### AANGELEVERDE TEKST
De verdeling van deze extra kosten geschiedt naar rato van het aandeel dat de vier productiebedrijven in de Sep hadden. Dat betekent
dat Epon 29,5 procent van de import moet afnemen en betalen, EZH (E.on) 19,5 procent, UNA 22,5 procent en EPZ 28,5 procent.
Een andere erfenis uit het verleden betreft de afspraak over de aanleg van een Noorse kabel (Statkraft), die vanaf dit jaar elektriciteit uit
waterkracht naar Nederland zou moeten transporteren. De bouw van deze onderzeese kabel staat nog steeds gepland. Dit blijkt nu echter
onrendabel te zijn. Ook deze extra kosten behoren volgens de commissie niet tot de ‘echte bakstenen’. Het gevolg hiervan is dat ook de
extra kosten die uit de Noorse kabel voortvloeien, als een molensteen om de nek van de grote producenten hangen.
Importcapaciteit
Op dit moment bestaan er vijf hoogspanningsverbindingen met het buitenland, de zogenoemde interconnectors. Twee van deze vijf
verbinden het Nederlandse net met de Belgische elektriciteitsleidingen. De andere drie koppelen het Nederlandse en het Duitse netwerk
aan elkaar. De veilig beschikbare importcapaciteit hoeft niet elke dag even groot te zijn. Onderhouds- en/of uitbreidingswerkzaamheden
aan de landsgrensoverschrijdende verbindingen zorgen er bijvoorbeeld voor dat er minder importcapaciteit te verdelen is. TenneT, de

netbeheerder van het Nederlandse hoogspanningsnet, is in samenwerking met de Dienst uitvoering en Toezicht elektriciteitswet (DTe)

### AANGELEVERDE GEGEVENS
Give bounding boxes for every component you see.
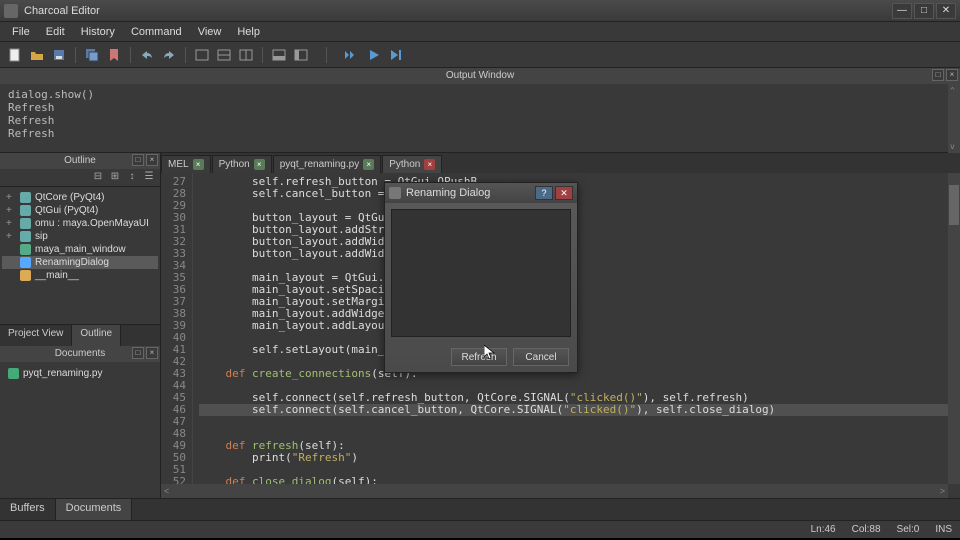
output-close-icon[interactable]: ×: [946, 69, 958, 81]
outline-item[interactable]: +QtCore (PyQt4): [2, 191, 158, 204]
menu-help[interactable]: Help: [229, 24, 268, 40]
editor-scrollbar-horizontal[interactable]: [161, 484, 948, 498]
save-all-icon[interactable]: [83, 46, 101, 64]
dialog-help-button[interactable]: ?: [535, 186, 553, 200]
menu-command[interactable]: Command: [123, 24, 190, 40]
dialog-icon: [389, 187, 401, 199]
run-icon[interactable]: [365, 46, 383, 64]
output-panel-header: Output Window □ ×: [0, 68, 960, 84]
cancel-button[interactable]: Cancel: [513, 348, 569, 366]
outline-header: Outline □ ×: [0, 153, 160, 169]
status-sel: Sel:0: [897, 524, 920, 535]
redo-icon[interactable]: [160, 46, 178, 64]
output-line: Refresh: [8, 127, 952, 140]
outline-close-icon[interactable]: ×: [146, 154, 158, 166]
run-step-icon[interactable]: [387, 46, 405, 64]
outline-expand-icon[interactable]: ⊞: [108, 171, 122, 185]
outline-filter-icon[interactable]: ☰: [142, 171, 156, 185]
panel-bottom-icon[interactable]: [270, 46, 288, 64]
refresh-button[interactable]: Refresh: [451, 348, 507, 366]
outline-item[interactable]: +QtGui (PyQt4): [2, 204, 158, 217]
outline-tree: +QtCore (PyQt4)+QtGui (PyQt4)+omu : maya…: [0, 187, 160, 324]
documents-header: Documents □ ×: [0, 346, 160, 362]
menu-history[interactable]: History: [73, 24, 123, 40]
outline-float-icon[interactable]: □: [132, 154, 144, 166]
split-v-icon[interactable]: [237, 46, 255, 64]
menubar: FileEditHistoryCommandViewHelp: [0, 22, 960, 42]
bookmark-icon[interactable]: [105, 46, 123, 64]
menu-edit[interactable]: Edit: [38, 24, 73, 40]
status-col: Col:88: [852, 524, 881, 535]
menu-view[interactable]: View: [190, 24, 230, 40]
output-panel: Output Window □ × dialog.show()RefreshRe…: [0, 68, 960, 153]
dialog-titlebar[interactable]: Renaming Dialog ? ✕: [385, 183, 577, 203]
dialog-content[interactable]: [391, 209, 571, 337]
editor-tab[interactable]: MEL×: [161, 155, 211, 173]
outline-collapse-icon[interactable]: ⊟: [91, 171, 105, 185]
left-tab[interactable]: Outline: [72, 325, 121, 346]
documents-close-icon[interactable]: ×: [146, 347, 158, 359]
app-icon: [4, 4, 18, 18]
panel-left-icon[interactable]: [292, 46, 310, 64]
output-line: dialog.show(): [8, 88, 952, 101]
outline-item[interactable]: __main__: [2, 269, 158, 282]
split-h-icon[interactable]: [215, 46, 233, 64]
output-scrollbar[interactable]: [948, 84, 960, 153]
output-line: Refresh: [8, 114, 952, 127]
outline-item[interactable]: +omu : maya.OpenMayaUI: [2, 217, 158, 230]
dialog-close-button[interactable]: ✕: [555, 186, 573, 200]
renaming-dialog: Renaming Dialog ? ✕ Refresh Cancel: [384, 182, 578, 373]
save-icon[interactable]: [50, 46, 68, 64]
window-title: Charcoal Editor: [24, 5, 890, 17]
new-file-icon[interactable]: [6, 46, 24, 64]
undo-icon[interactable]: [138, 46, 156, 64]
menu-file[interactable]: File: [4, 24, 38, 40]
output-body[interactable]: dialog.show()RefreshRefreshRefresh: [0, 84, 960, 153]
outline-toolbar: ⊟ ⊞ ↕ ☰: [0, 169, 160, 187]
documents-list: pyqt_renaming.py: [0, 362, 160, 499]
left-tabs: Project ViewOutline: [0, 324, 160, 346]
maximize-button[interactable]: □: [914, 3, 934, 19]
editor-tab[interactable]: Python×: [382, 155, 442, 173]
toolbar: [0, 42, 960, 68]
outline-item[interactable]: maya_main_window: [2, 243, 158, 256]
outline-sort-icon[interactable]: ↕: [125, 171, 139, 185]
open-folder-icon[interactable]: [28, 46, 46, 64]
line-gutter: 27 28 29 30 31 32 33 34 35 36 37 38 39 4…: [161, 173, 193, 498]
left-tab[interactable]: Project View: [0, 325, 72, 346]
status-line: Ln:46: [811, 524, 836, 535]
editor-tab[interactable]: pyqt_renaming.py×: [273, 155, 382, 173]
editor-scrollbar-vertical[interactable]: [948, 173, 960, 484]
close-button[interactable]: ✕: [936, 3, 956, 19]
dialog-title: Renaming Dialog: [406, 187, 533, 199]
minimize-button[interactable]: —: [892, 3, 912, 19]
run-all-icon[interactable]: [343, 46, 361, 64]
editor-tabs: MEL×Python×pyqt_renaming.py×Python×: [161, 153, 960, 173]
status-mode: INS: [935, 524, 952, 535]
split-none-icon[interactable]: [193, 46, 211, 64]
bottom-tab[interactable]: Documents: [56, 499, 133, 520]
document-item[interactable]: pyqt_renaming.py: [4, 366, 156, 381]
output-line: Refresh: [8, 101, 952, 114]
outline-item[interactable]: +sip: [2, 230, 158, 243]
bottom-tabs: BuffersDocuments: [0, 498, 960, 520]
editor-tab[interactable]: Python×: [212, 155, 272, 173]
documents-float-icon[interactable]: □: [132, 347, 144, 359]
status-bar: Ln:46 Col:88 Sel:0 INS: [0, 520, 960, 538]
outline-item[interactable]: RenamingDialog: [2, 256, 158, 269]
output-float-icon[interactable]: □: [932, 69, 944, 81]
window-titlebar: Charcoal Editor — □ ✕: [0, 0, 960, 22]
bottom-tab[interactable]: Buffers: [0, 499, 56, 520]
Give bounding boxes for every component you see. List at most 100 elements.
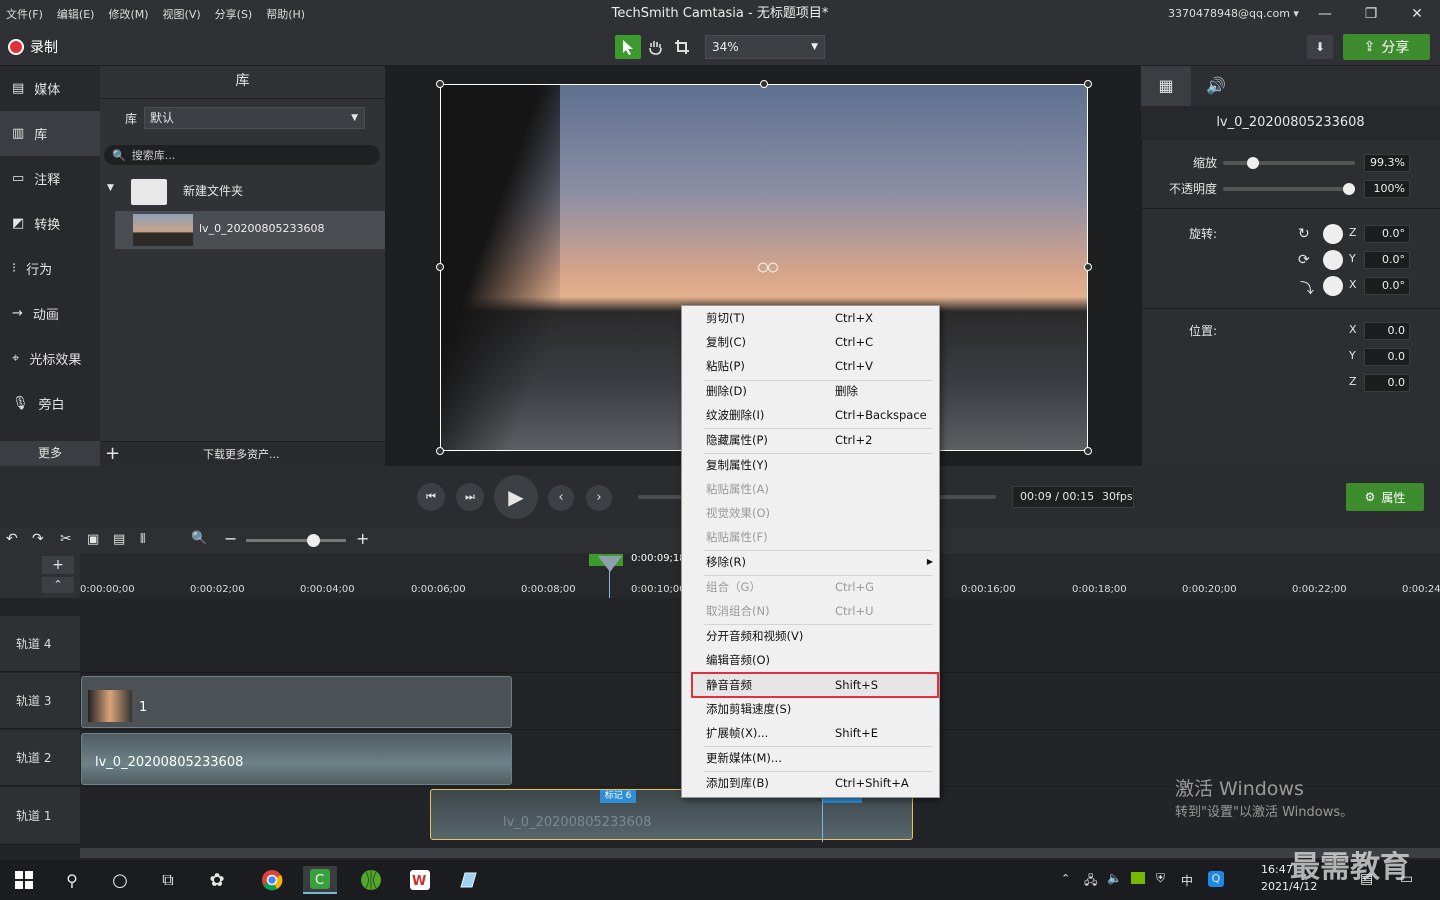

### OPDRACHTEN
A) Geeft u uit de tekst over elektriciteitsimport letterlijk alles terug vanaf "De verdeling van" tot en met "grote producenten hangen.".
B) Hoeveel van de hoogspanningsverbindingen met het buitenland koppelen volgens de tekst over elektriciteitsimport het Nederlandse en het Duitse netwerk aan elkaar?
C) Stemmen de volgende beweringen overeen met de tekst over elektriciteitsimport? Beantwoordt u elke bewering met ja of nee en citeert u letterlijk de woorden uit de tekst die de doorslag geven.
(i) Epon moet 29,5 procent van de import afnemen en betalen.
(ii) De bouw van de Noorse kabel is van de baan.
(iii) De veilig beschikbare importcapaciteit is elke dag even groot.

### ANTWOORDEN PER OPDRACHT
A)
De verdeling van deze extra kosten geschiedt naar rato van het aandeel dat de vier productiebedrijven in de Sep hadden. Dat betekent
dat Epon 29,5 procent van de import moet afnemen en betalen, EZH (E.on) 19,5 procent, UNA 22,5 procent en EPZ 28,5 procent.
Een andere erfenis uit het verleden betreft de afspraak over de aanleg van een Noorse kabel (Statkraft), die vanaf dit jaar elektriciteit uit
waterkracht naar Nederland zou moeten transporteren. De bouw van deze onderzeese kabel staat nog steeds gepland. Dit blijkt nu echter
onrendabel te zijn. Ook deze extra kosten behoren volgens de commissie niet tot de ‘echte bakstenen’. Het gevolg hiervan is dat ook de
extra kosten die uit de Noorse kabel voortvloeien, als een molensteen om de nek van de grote producenten hangen.

B) Drie.

C)
(i) Ja: "Epon 29,5 procent van de import moet afnemen en betalen"
(ii) Nee: "De bouw van deze onderzeese kabel staat nog steeds gepland."
(iii) Nee: "De veilig beschikbare importcapaciteit hoeft niet elke dag even groot te zijn."